### TASK
Return the whole listing, keeping every character the same.

### DATASET
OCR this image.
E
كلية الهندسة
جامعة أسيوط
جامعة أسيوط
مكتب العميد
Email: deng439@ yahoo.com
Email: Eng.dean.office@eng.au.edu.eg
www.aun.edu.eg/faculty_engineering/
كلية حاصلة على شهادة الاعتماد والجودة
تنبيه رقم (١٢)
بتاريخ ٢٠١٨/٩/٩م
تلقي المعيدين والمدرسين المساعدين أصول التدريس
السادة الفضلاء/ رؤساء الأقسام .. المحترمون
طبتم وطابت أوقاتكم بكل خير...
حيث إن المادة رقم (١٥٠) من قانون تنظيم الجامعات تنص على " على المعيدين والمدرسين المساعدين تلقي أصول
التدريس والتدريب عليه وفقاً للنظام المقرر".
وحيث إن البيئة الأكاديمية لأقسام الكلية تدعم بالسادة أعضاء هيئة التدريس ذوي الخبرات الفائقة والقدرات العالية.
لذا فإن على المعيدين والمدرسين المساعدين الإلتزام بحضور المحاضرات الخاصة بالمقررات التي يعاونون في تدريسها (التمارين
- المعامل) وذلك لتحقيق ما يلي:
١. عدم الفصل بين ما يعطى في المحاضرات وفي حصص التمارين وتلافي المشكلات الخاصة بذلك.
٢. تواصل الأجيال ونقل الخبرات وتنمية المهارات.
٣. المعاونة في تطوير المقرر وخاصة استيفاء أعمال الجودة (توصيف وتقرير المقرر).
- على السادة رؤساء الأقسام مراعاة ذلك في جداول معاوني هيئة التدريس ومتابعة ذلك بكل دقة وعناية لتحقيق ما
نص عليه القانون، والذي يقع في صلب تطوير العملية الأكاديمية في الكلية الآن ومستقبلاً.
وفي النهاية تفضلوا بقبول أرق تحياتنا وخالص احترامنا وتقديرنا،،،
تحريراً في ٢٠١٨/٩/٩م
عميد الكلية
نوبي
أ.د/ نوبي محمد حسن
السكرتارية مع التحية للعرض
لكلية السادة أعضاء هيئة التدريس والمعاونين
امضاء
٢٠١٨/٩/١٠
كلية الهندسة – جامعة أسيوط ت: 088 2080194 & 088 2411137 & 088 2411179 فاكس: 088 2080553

### EXERCISE OUTPUT
OCR this image.
E
كلية الهندسة
جامعة أسيوط
جامعة أسيوط
مكتب العميد
Email: deng439@ yahoo.com
Email: Eng.dean.office@eng.au.edu.eg
www.aun.edu.eg/faculty_engineering/
كلية حاصلة على شهادة الاعتماد والجودة
تنبيه رقم (١٢)
بتاريخ ٢٠١٨/٩/٩م
تلقي المعيدين والمدرسين المساعدين أصول التدريس
السادة الفضلاء/ رؤساء الأقسام .. المحترمون
طبتم وطابت أوقاتكم بكل خير...
حيث إن المادة رقم (١٥٠) من قانون تنظيم الجامعات تنص على " على المعيدين والمدرسين المساعدين تلقي أصول
التدريس والتدريب عليه وفقاً للنظام المقرر".
وحيث إن البيئة الأكاديمية لأقسام الكلية تدعم بالسادة أعضاء هيئة التدريس ذوي الخبرات الفائقة والقدرات العالية.
لذا فإن على المعيدين والمدرسين المساعدين الإلتزام بحضور المحاضرات الخاصة بالمقررات التي يعاونون في تدريسها (التمارين
- المعامل) وذلك لتحقيق ما يلي:
١. عدم الفصل بين ما يعطى في المحاضرات وفي حصص التمارين وتلافي المشكلات الخاصة بذلك.
٢. تواصل الأجيال ونقل الخبرات وتنمية المهارات.
٣. المعاونة في تطوير المقرر وخاصة استيفاء أعمال الجودة (توصيف وتقرير المقرر).
- على السادة رؤساء الأقسام مراعاة ذلك في جداول معاوني هيئة التدريس ومتابعة ذلك بكل دقة وعناية لتحقيق ما
نص عليه القانون، والذي يقع في صلب تطوير العملية الأكاديمية في الكلية الآن ومستقبلاً.
وفي النهاية تفضلوا بقبول أرق تحياتنا وخالص احترامنا وتقديرنا،،،
تحريراً في ٢٠١٨/٩/٩م
عميد الكلية
نوبي
أ.د/ نوبي محمد حسن
السكرتارية مع التحية للعرض
لكلية السادة أعضاء هيئة التدريس والمعاونين
امضاء
٢٠١٨/٩/١٠
كلية الهندسة – جامعة أسيوط ت: 088 2080194 & 088 2411137 & 088 2411179 فاكس: 088 2080553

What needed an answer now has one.